> [PROBLEM TO SOLVE]:
Every record below should be transcribed exactly. Omit the images.

> [GIVEN RECORDS]:
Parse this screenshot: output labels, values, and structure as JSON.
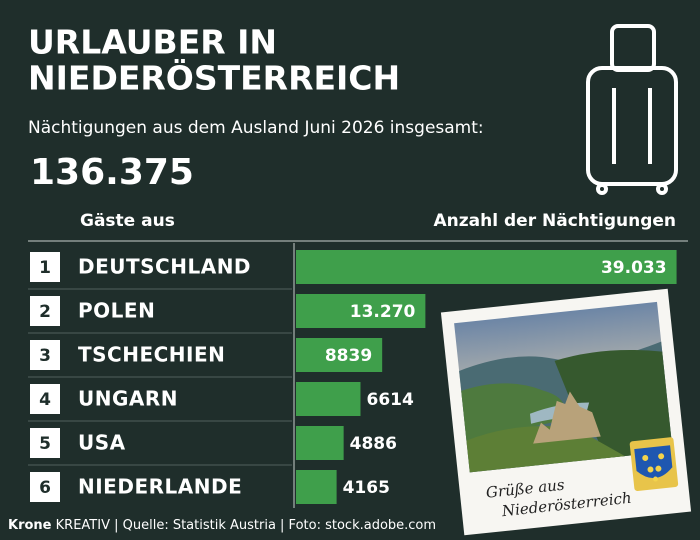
{
  "chart_data": {
    "type": "bar",
    "orientation": "horizontal",
    "title_lines": [
      "URLAUBER IN",
      "NIEDERÖSTERREICH"
    ],
    "subtitle": "Nächtigungen aus dem Ausland Juni 2026 insgesamt:",
    "total": {
      "value": 136375,
      "label": "136.375"
    },
    "column_headers": [
      "Gäste aus",
      "Anzahl der Nächtigungen"
    ],
    "ranks": [
      1,
      2,
      3,
      4,
      5,
      6
    ],
    "categories": [
      "DEUTSCHLAND",
      "POLEN",
      "TSCHECHIEN",
      "UNGARN",
      "USA",
      "NIEDERLANDE"
    ],
    "values": [
      39033,
      13270,
      8839,
      6614,
      4886,
      4165
    ],
    "value_labels": [
      "39.033",
      "13.270",
      "8839",
      "6614",
      "4886",
      "4165"
    ],
    "color": "#3f9f4b",
    "xlim": [
      0,
      40000
    ]
  },
  "postcard": {
    "caption_lines": [
      "Grüße aus",
      "Niederösterreich"
    ]
  },
  "footer": {
    "brand": "Krone",
    "brand_suffix": "KREATIV",
    "credits": "| Quelle: Statistik Austria | Foto: stock.adobe.com"
  }
}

> [ANSWER TO THIS EXERCISE]:
Parse this screenshot: output labels, values, and structure as JSON.
{
  "chart_data": {
    "type": "bar",
    "orientation": "horizontal",
    "title_lines": [
      "URLAUBER IN",
      "NIEDERÖSTERREICH"
    ],
    "subtitle": "Nächtigungen aus dem Ausland Juni 2026 insgesamt:",
    "total": {
      "value": 136375,
      "label": "136.375"
    },
    "column_headers": [
      "Gäste aus",
      "Anzahl der Nächtigungen"
    ],
    "ranks": [
      1,
      2,
      3,
      4,
      5,
      6
    ],
    "categories": [
      "DEUTSCHLAND",
      "POLEN",
      "TSCHECHIEN",
      "UNGARN",
      "USA",
      "NIEDERLANDE"
    ],
    "values": [
      39033,
      13270,
      8839,
      6614,
      4886,
      4165
    ],
    "value_labels": [
      "39.033",
      "13.270",
      "8839",
      "6614",
      "4886",
      "4165"
    ],
    "color": "#3f9f4b",
    "xlim": [
      0,
      40000
    ]
  },
  "postcard": {
    "caption_lines": [
      "Grüße aus",
      "Niederösterreich"
    ]
  },
  "footer": {
    "brand": "Krone",
    "brand_suffix": "KREATIV",
    "credits": "| Quelle: Statistik Austria | Foto: stock.adobe.com"
  }
}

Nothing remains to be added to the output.